Stored data:
◆ ◆ ◆
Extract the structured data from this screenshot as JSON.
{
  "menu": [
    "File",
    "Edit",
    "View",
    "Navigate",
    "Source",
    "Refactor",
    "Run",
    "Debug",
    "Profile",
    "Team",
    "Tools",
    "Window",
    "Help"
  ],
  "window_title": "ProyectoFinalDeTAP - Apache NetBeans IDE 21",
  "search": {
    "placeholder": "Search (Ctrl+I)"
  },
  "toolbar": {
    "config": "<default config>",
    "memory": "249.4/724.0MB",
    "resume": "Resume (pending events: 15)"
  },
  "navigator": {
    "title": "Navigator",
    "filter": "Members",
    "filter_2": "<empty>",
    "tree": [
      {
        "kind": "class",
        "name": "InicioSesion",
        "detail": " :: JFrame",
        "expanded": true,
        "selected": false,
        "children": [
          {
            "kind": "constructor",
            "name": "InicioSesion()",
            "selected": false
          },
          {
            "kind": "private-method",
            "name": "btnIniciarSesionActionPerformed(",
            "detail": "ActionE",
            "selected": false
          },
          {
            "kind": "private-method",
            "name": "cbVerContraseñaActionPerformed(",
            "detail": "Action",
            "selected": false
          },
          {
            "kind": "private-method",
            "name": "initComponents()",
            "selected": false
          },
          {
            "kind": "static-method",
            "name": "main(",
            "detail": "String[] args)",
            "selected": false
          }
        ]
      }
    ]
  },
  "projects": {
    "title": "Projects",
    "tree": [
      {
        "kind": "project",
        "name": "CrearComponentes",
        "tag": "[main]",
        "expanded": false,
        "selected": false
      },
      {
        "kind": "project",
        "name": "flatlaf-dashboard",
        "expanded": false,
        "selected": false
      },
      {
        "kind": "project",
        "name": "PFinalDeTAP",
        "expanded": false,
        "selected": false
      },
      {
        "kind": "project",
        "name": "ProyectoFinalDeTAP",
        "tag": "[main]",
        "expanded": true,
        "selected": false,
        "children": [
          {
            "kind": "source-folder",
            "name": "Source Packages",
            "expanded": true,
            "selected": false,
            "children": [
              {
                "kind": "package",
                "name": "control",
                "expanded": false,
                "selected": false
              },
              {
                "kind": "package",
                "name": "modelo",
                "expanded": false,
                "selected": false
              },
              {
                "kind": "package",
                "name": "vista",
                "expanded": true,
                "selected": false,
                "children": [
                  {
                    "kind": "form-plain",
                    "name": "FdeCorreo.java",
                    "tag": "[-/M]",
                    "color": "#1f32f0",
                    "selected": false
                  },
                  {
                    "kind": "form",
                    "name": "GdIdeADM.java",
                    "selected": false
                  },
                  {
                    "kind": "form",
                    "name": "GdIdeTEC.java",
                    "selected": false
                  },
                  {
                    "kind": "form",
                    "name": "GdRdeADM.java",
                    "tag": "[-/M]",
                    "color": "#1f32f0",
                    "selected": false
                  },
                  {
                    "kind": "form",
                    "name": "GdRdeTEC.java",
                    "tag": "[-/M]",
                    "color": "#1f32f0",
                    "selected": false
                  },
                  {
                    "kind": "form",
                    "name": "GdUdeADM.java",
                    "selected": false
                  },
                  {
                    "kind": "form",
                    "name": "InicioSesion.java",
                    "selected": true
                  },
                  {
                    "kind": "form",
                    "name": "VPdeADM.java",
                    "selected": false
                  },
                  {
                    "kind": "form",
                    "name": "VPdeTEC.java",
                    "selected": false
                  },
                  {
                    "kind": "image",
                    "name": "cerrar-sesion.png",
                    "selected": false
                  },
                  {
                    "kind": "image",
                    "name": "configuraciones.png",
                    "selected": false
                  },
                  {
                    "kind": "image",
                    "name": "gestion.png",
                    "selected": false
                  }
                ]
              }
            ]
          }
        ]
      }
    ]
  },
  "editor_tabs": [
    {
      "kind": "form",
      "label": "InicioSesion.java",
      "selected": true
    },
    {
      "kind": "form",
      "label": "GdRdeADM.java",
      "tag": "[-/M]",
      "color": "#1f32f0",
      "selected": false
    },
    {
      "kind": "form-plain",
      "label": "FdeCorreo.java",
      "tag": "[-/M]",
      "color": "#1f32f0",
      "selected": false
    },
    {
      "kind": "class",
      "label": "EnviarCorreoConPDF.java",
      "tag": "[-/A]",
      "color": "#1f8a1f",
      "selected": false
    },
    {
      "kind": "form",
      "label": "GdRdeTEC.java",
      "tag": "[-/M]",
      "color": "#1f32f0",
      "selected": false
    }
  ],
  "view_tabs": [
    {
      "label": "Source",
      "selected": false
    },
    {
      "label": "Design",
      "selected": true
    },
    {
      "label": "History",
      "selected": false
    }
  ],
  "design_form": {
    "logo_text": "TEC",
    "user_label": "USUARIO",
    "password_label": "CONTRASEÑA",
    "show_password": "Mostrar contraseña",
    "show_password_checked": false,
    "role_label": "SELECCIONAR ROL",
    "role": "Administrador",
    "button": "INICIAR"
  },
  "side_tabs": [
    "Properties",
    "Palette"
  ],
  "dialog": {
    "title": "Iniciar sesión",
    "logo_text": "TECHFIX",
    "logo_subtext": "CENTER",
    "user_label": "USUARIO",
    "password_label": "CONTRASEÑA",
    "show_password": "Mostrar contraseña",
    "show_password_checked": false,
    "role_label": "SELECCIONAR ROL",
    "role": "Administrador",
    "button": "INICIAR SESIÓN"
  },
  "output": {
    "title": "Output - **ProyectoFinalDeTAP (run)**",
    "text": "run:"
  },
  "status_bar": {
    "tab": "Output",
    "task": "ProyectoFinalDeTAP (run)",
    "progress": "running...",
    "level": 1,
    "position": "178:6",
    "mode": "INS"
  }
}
◆ ◆ ◆
TASK INSTRUCTIONS: Please set down the whole listing above without altering a single line.

EXPECTED OUTPUT:
Extract the structured data from this screenshot as JSON.
{
  "menu": [
    "File",
    "Edit",
    "View",
    "Navigate",
    "Source",
    "Refactor",
    "Run",
    "Debug",
    "Profile",
    "Team",
    "Tools",
    "Window",
    "Help"
  ],
  "window_title": "ProyectoFinalDeTAP - Apache NetBeans IDE 21",
  "search": {
    "placeholder": "Search (Ctrl+I)"
  },
  "toolbar": {
    "config": "<default config>",
    "memory": "249.4/724.0MB",
    "resume": "Resume (pending events: 15)"
  },
  "navigator": {
    "title": "Navigator",
    "filter": "Members",
    "filter_2": "<empty>",
    "tree": [
      {
        "kind": "class",
        "name": "InicioSesion",
        "detail": " :: JFrame",
        "expanded": true,
        "selected": false,
        "children": [
          {
            "kind": "constructor",
            "name": "InicioSesion()",
            "selected": false
          },
          {
            "kind": "private-method",
            "name": "btnIniciarSesionActionPerformed(",
            "detail": "ActionE",
            "selected": false
          },
          {
            "kind": "private-method",
            "name": "cbVerContraseñaActionPerformed(",
            "detail": "Action",
            "selected": false
          },
          {
            "kind": "private-method",
            "name": "initComponents()",
            "selected": false
          },
          {
            "kind": "static-method",
            "name": "main(",
            "detail": "String[] args)",
            "selected": false
          }
        ]
      }
    ]
  },
  "projects": {
    "title": "Projects",
    "tree": [
      {
        "kind": "project",
        "name": "CrearComponentes",
        "tag": "[main]",
        "expanded": false,
        "selected": false
      },
      {
        "kind": "project",
        "name": "flatlaf-dashboard",
        "expanded": false,
        "selected": false
      },
      {
        "kind": "project",
        "name": "PFinalDeTAP",
        "expanded": false,
        "selected": false
      },
      {
        "kind": "project",
        "name": "ProyectoFinalDeTAP",
        "tag": "[main]",
        "expanded": true,
        "selected": false,
        "children": [
          {
            "kind": "source-folder",
            "name": "Source Packages",
            "expanded": true,
            "selected": false,
            "children": [
              {
                "kind": "package",
                "name": "control",
                "expanded": false,
                "selected": false
              },
              {
                "kind": "package",
                "name": "modelo",
                "expanded": false,
                "selected": false
              },
              {
                "kind": "package",
                "name": "vista",
                "expanded": true,
                "selected": false,
                "children": [
                  {
                    "kind": "form-plain",
                    "name": "FdeCorreo.java",
                    "tag": "[-/M]",
                    "color": "#1f32f0",
                    "selected": false
                  },
                  {
                    "kind": "form",
                    "name": "GdIdeADM.java",
                    "selected": false
                  },
                  {
                    "kind": "form",
                    "name": "GdIdeTEC.java",
                    "selected": false
                  },
                  {
                    "kind": "form",
                    "name": "GdRdeADM.java",
                    "tag": "[-/M]",
                    "color": "#1f32f0",
                    "selected": false
                  },
                  {
                    "kind": "form",
                    "name": "GdRdeTEC.java",
                    "tag": "[-/M]",
                    "color": "#1f32f0",
                    "selected": false
                  },
                  {
                    "kind": "form",
                    "name": "GdUdeADM.java",
                    "selected": false
                  },
                  {
                    "kind": "form",
                    "name": "InicioSesion.java",
                    "selected": true
                  },
                  {
                    "kind": "form",
                    "name": "VPdeADM.java",
                    "selected": false
                  },
                  {
                    "kind": "form",
                    "name": "VPdeTEC.java",
                    "selected": false
                  },
                  {
                    "kind": "image",
                    "name": "cerrar-sesion.png",
                    "selected": false
                  },
                  {
                    "kind": "image",
                    "name": "configuraciones.png",
                    "selected": false
                  },
                  {
                    "kind": "image",
                    "name": "gestion.png",
                    "selected": false
                  }
                ]
              }
            ]
          }
        ]
      }
    ]
  },
  "editor_tabs": [
    {
      "kind": "form",
      "label": "InicioSesion.java",
      "selected": true
    },
    {
      "kind": "form",
      "label": "GdRdeADM.java",
      "tag": "[-/M]",
      "color": "#1f32f0",
      "selected": false
    },
    {
      "kind": "form-plain",
      "label": "FdeCorreo.java",
      "tag": "[-/M]",
      "color": "#1f32f0",
      "selected": false
    },
    {
      "kind": "class",
      "label": "EnviarCorreoConPDF.java",
      "tag": "[-/A]",
      "color": "#1f8a1f",
      "selected": false
    },
    {
      "kind": "form",
      "label": "GdRdeTEC.java",
      "tag": "[-/M]",
      "color": "#1f32f0",
      "selected": false
    }
  ],
  "view_tabs": [
    {
      "label": "Source",
      "selected": false
    },
    {
      "label": "Design",
      "selected": true
    },
    {
      "label": "History",
      "selected": false
    }
  ],
  "design_form": {
    "logo_text": "TEC",
    "user_label": "USUARIO",
    "password_label": "CONTRASEÑA",
    "show_password": "Mostrar contraseña",
    "show_password_checked": false,
    "role_label": "SELECCIONAR ROL",
    "role": "Administrador",
    "button": "INICIAR"
  },
  "side_tabs": [
    "Properties",
    "Palette"
  ],
  "dialog": {
    "title": "Iniciar sesión",
    "logo_text": "TECHFIX",
    "logo_subtext": "CENTER",
    "user_label": "USUARIO",
    "password_label": "CONTRASEÑA",
    "show_password": "Mostrar contraseña",
    "show_password_checked": false,
    "role_label": "SELECCIONAR ROL",
    "role": "Administrador",
    "button": "INICIAR SESIÓN"
  },
  "output": {
    "title": "Output - **ProyectoFinalDeTAP (run)**",
    "text": "run:"
  },
  "status_bar": {
    "tab": "Output",
    "task": "ProyectoFinalDeTAP (run)",
    "progress": "running...",
    "level": 1,
    "position": "178:6",
    "mode": "INS"
  }
}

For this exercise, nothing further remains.